── Material supplied ──
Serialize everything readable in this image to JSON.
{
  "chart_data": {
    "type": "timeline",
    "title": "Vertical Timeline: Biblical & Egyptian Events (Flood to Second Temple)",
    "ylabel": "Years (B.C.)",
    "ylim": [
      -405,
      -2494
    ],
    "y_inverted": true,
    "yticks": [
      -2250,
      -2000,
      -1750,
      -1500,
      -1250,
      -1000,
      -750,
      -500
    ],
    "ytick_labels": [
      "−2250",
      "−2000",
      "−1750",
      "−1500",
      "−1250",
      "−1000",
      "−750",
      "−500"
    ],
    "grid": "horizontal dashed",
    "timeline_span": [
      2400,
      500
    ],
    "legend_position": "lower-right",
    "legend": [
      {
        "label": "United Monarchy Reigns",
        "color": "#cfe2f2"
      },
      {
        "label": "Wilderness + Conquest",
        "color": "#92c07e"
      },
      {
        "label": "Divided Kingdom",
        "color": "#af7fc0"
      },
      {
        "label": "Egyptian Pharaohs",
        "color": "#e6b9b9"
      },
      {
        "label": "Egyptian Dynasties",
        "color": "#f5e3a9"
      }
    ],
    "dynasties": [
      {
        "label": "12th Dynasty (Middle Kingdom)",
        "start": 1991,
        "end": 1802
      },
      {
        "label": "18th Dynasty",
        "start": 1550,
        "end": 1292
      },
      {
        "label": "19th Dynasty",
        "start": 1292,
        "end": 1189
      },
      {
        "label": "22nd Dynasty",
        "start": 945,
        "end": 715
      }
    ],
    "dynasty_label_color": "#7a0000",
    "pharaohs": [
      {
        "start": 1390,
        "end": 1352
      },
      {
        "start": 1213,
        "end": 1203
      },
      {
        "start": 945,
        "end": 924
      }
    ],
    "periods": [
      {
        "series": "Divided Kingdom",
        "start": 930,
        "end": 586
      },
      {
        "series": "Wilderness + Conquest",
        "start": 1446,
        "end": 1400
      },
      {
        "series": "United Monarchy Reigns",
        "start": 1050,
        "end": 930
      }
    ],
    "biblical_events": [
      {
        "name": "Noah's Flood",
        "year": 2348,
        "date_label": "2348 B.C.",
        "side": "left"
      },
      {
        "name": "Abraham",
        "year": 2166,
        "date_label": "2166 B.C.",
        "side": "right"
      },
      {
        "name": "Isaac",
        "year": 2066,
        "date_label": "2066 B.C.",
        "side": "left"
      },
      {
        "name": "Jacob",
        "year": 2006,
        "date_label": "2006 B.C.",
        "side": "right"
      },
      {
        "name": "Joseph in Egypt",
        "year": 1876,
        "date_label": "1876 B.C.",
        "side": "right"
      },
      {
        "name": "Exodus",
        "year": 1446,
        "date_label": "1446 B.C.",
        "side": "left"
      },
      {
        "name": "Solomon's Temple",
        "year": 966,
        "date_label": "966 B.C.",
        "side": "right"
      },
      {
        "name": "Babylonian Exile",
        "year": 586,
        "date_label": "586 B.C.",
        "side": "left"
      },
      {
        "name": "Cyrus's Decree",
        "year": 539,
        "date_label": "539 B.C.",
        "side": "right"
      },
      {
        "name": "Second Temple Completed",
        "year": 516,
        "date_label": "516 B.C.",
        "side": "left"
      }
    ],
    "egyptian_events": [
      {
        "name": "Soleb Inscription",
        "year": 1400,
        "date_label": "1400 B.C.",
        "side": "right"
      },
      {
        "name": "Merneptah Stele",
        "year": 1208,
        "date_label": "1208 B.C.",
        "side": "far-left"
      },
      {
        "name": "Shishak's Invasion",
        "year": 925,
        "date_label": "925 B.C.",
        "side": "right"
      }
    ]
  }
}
───
── Material supplied ──
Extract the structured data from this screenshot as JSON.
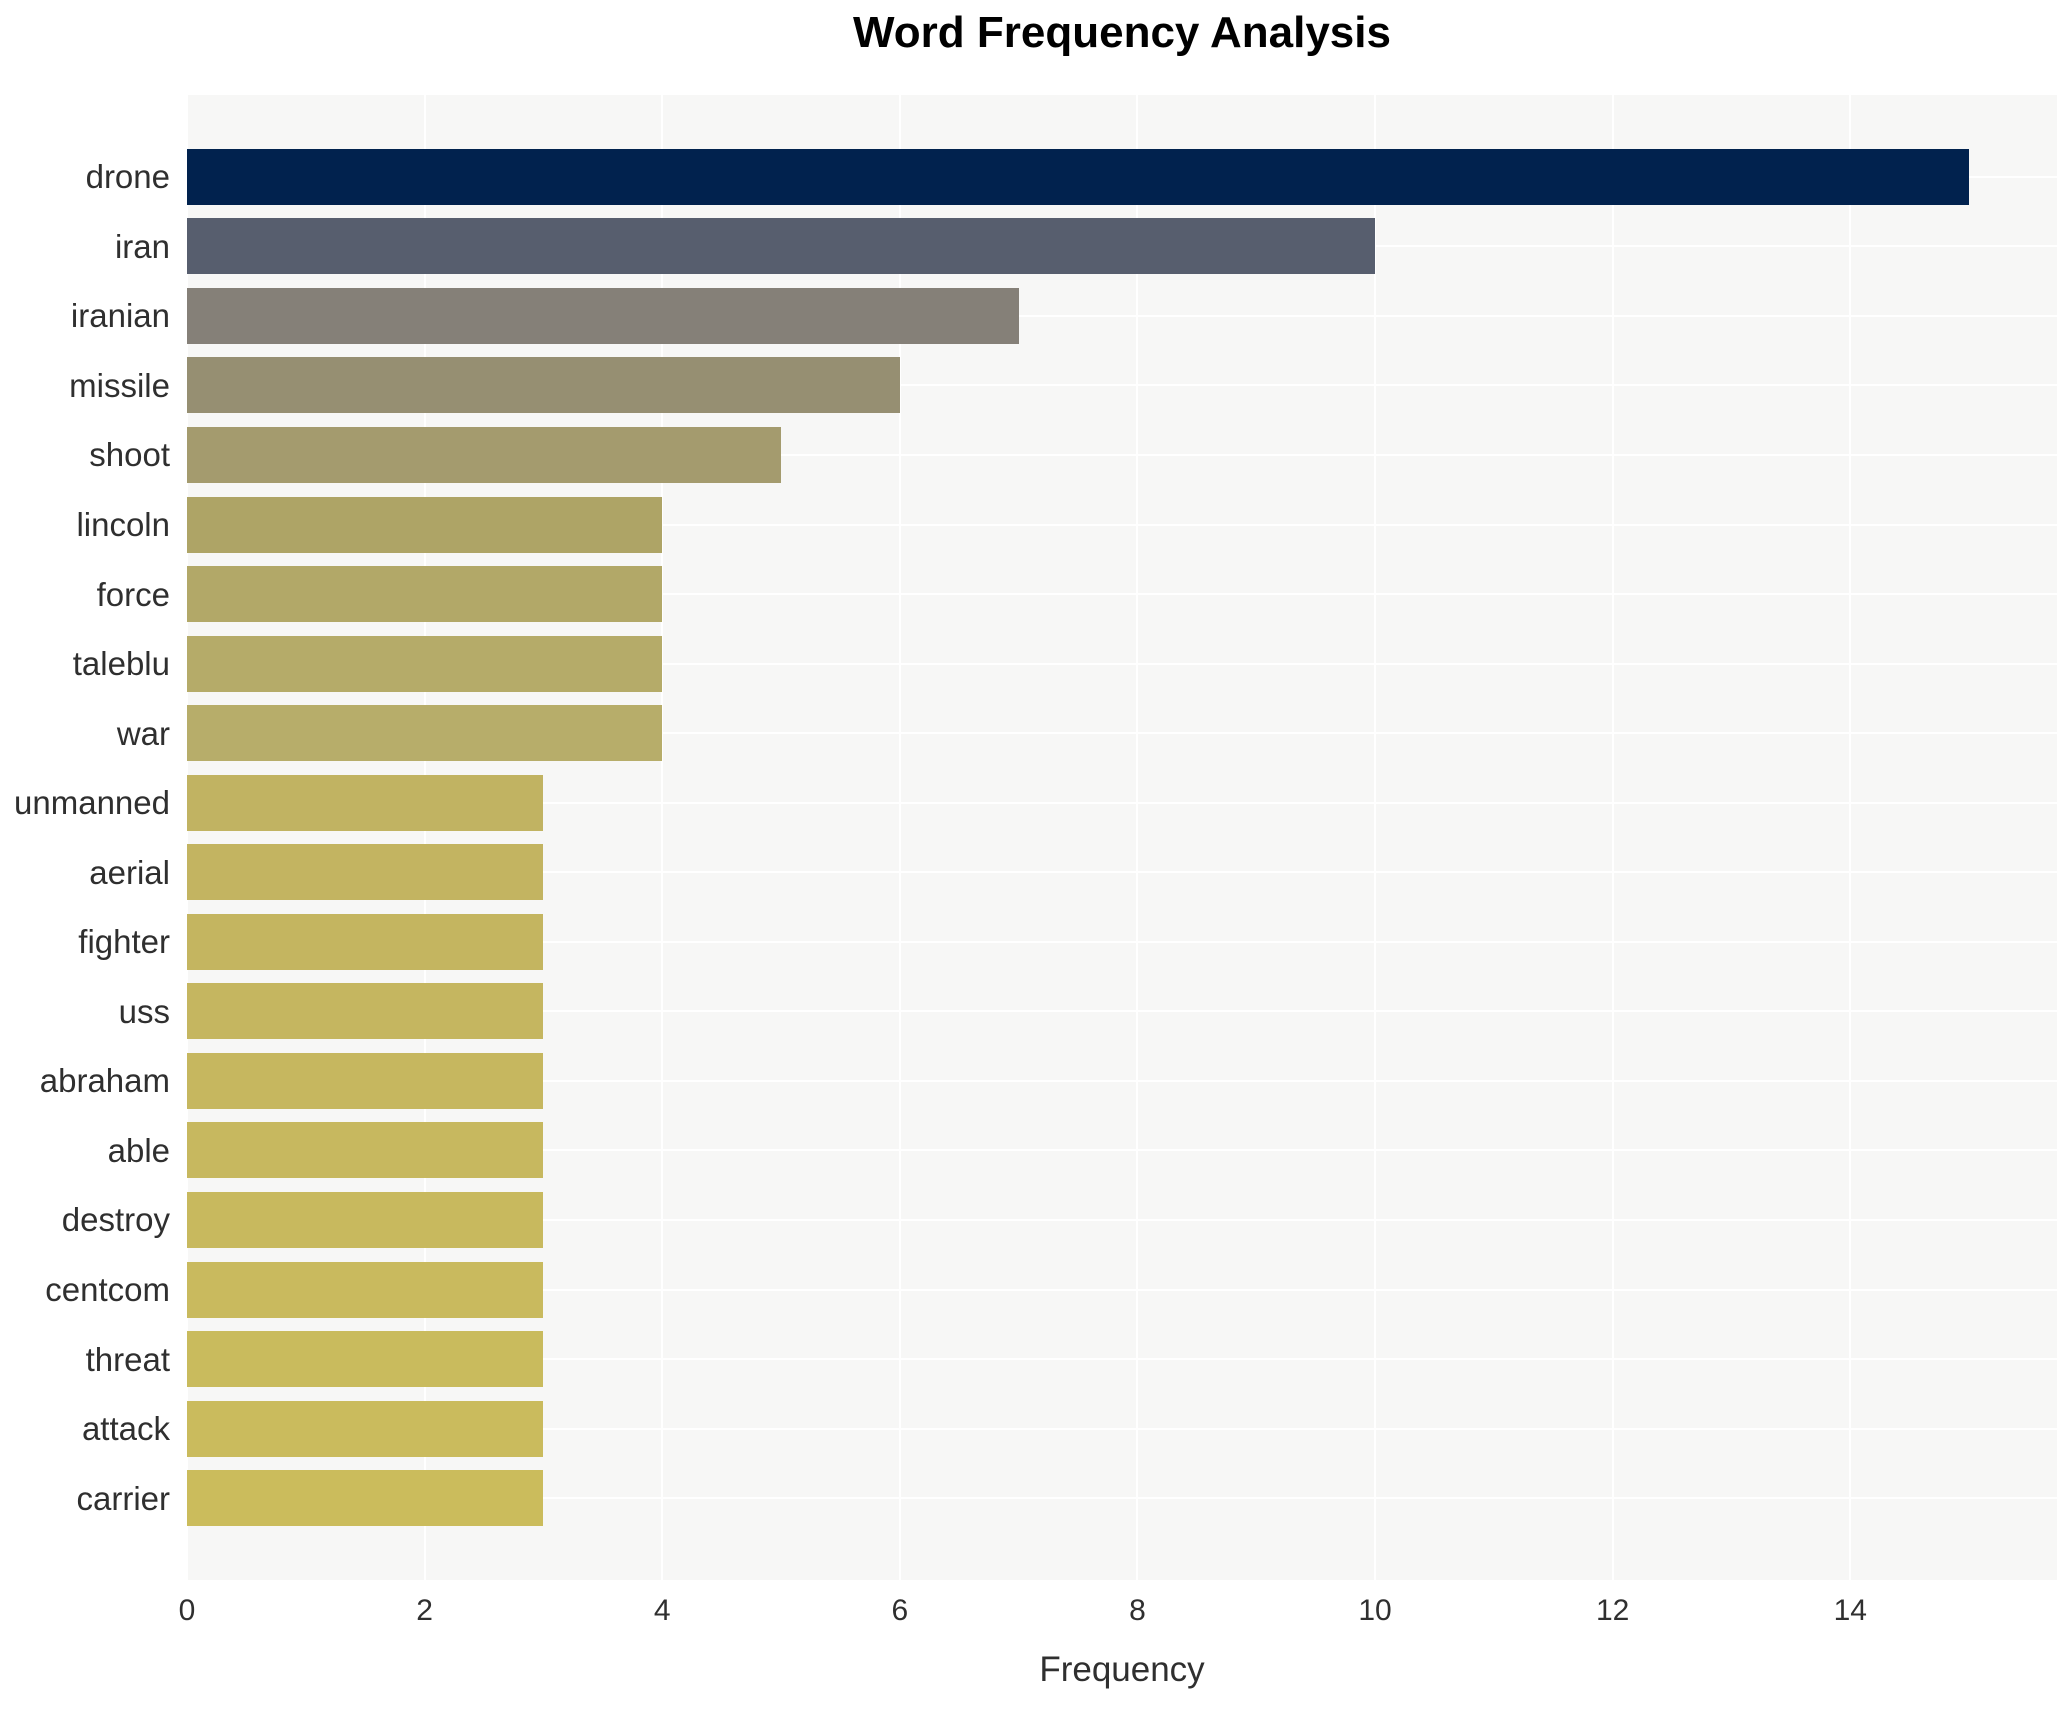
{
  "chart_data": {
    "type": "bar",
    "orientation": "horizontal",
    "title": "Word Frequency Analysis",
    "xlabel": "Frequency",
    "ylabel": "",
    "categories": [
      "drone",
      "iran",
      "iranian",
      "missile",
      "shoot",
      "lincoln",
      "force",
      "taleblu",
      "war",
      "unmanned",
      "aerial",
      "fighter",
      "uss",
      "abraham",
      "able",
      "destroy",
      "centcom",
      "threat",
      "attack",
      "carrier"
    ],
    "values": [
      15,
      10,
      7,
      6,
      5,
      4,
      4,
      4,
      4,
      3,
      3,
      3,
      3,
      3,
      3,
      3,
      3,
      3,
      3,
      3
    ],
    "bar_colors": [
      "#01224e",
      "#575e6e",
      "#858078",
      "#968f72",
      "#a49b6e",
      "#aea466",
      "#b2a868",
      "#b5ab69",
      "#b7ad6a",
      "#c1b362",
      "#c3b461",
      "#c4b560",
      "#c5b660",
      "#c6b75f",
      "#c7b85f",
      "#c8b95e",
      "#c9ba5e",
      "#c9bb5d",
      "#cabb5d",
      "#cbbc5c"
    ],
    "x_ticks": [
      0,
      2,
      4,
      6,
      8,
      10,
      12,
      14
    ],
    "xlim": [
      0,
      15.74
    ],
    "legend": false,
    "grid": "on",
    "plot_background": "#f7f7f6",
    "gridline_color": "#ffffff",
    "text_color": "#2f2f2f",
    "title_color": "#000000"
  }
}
───
── Material supplied ──
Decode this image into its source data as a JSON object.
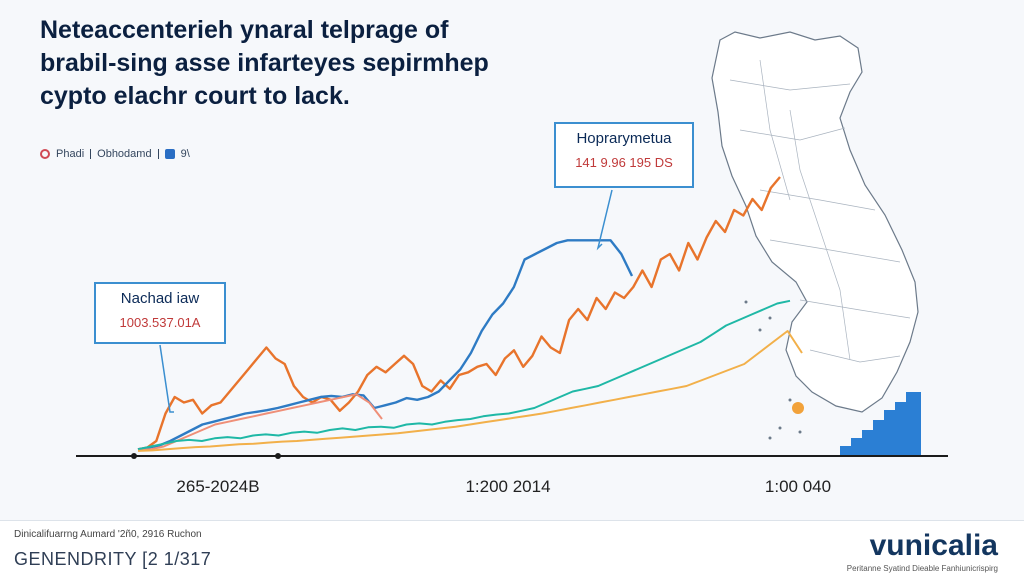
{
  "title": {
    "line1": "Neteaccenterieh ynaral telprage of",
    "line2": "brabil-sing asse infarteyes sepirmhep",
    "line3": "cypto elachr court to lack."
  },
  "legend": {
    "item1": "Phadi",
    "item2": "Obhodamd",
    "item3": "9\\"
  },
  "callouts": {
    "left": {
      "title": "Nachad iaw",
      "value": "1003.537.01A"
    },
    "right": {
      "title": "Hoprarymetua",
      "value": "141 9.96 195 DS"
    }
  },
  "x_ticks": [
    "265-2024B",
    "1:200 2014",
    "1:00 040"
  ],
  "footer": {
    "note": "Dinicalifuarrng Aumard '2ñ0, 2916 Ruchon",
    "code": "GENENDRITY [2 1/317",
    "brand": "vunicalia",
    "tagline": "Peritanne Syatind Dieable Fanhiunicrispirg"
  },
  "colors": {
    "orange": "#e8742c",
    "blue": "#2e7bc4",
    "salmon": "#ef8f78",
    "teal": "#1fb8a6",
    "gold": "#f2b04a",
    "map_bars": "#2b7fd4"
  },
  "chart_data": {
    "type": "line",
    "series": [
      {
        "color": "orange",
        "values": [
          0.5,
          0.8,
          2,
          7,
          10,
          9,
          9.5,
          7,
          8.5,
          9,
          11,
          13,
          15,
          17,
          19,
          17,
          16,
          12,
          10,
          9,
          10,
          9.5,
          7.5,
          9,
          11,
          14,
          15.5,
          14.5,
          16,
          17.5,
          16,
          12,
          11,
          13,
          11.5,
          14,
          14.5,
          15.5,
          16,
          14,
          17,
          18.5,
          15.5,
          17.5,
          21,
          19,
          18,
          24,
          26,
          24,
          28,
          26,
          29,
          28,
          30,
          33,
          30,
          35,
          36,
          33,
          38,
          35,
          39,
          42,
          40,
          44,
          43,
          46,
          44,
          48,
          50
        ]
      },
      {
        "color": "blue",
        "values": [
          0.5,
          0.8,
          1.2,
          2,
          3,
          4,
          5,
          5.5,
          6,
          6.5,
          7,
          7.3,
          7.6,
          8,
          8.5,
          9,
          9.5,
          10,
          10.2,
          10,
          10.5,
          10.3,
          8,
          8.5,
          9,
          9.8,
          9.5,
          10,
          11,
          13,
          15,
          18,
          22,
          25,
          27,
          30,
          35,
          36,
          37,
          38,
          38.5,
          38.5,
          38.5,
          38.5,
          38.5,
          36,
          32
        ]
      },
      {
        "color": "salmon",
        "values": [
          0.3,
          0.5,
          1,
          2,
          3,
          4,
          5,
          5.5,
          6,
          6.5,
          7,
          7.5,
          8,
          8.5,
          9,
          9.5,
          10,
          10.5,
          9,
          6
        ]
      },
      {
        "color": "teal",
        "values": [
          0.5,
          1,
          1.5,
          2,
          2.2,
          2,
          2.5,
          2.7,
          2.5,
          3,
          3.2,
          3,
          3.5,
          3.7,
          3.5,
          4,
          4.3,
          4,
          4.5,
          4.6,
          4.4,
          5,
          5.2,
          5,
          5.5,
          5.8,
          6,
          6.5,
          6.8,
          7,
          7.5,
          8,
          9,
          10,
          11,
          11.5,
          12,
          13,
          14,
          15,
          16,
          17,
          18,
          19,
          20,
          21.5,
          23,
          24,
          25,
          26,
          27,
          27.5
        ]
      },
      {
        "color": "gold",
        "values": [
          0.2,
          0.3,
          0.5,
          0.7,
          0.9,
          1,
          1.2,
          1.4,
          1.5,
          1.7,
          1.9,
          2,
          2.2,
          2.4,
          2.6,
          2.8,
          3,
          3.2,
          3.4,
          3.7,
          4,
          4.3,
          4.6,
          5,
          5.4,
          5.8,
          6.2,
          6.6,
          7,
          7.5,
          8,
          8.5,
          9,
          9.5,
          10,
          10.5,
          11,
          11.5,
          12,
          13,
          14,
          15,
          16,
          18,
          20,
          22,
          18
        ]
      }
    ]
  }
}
───
• Aim of the exercise
Report all lines of the data above that include the string "Frequency".

• Completed exercise
    "title": "Word Frequency Analysis",
    "xlabel": "Frequency",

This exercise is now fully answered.